## [ROWS]
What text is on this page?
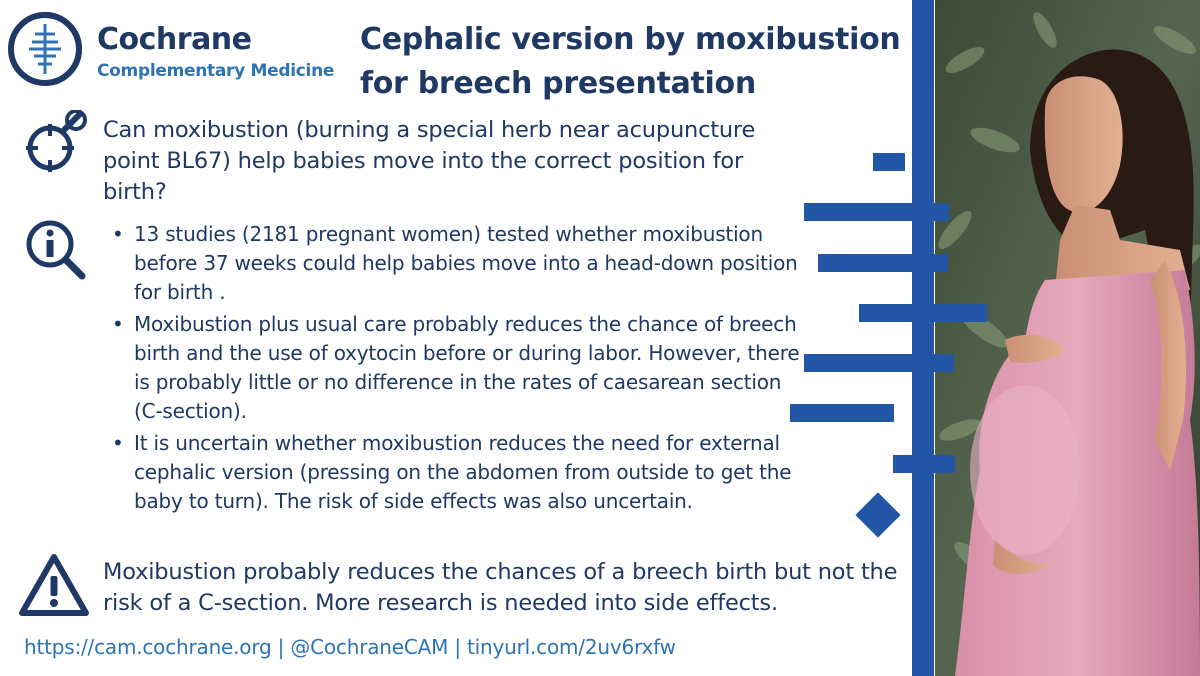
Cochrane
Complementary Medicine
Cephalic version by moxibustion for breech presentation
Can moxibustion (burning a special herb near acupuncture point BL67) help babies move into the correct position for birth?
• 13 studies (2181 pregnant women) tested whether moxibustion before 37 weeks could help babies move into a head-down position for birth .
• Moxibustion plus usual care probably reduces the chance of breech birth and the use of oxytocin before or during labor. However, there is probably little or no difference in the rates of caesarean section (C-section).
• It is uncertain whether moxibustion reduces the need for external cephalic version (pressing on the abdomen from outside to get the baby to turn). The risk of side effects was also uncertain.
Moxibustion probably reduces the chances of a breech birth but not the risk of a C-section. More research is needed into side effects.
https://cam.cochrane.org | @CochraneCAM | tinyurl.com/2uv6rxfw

## [WHAT TO PRODUCE]
All records should be output exactly, with the pictures left out.

## [TASK OUTPUT]
What text is on this page?
Cochrane
Complementary Medicine
Cephalic version by moxibustion for breech presentation
Can moxibustion (burning a special herb near acupuncture point BL67) help babies move into the correct position for birth?
• 13 studies (2181 pregnant women) tested whether moxibustion before 37 weeks could help babies move into a head-down position for birth .
• Moxibustion plus usual care probably reduces the chance of breech birth and the use of oxytocin before or during labor. However, there is probably little or no difference in the rates of caesarean section (C-section).
• It is uncertain whether moxibustion reduces the need for external cephalic version (pressing on the abdomen from outside to get the baby to turn). The risk of side effects was also uncertain.
Moxibustion probably reduces the chances of a breech birth but not the risk of a C-section. More research is needed into side effects.
https://cam.cochrane.org | @CochraneCAM | tinyurl.com/2uv6rxfw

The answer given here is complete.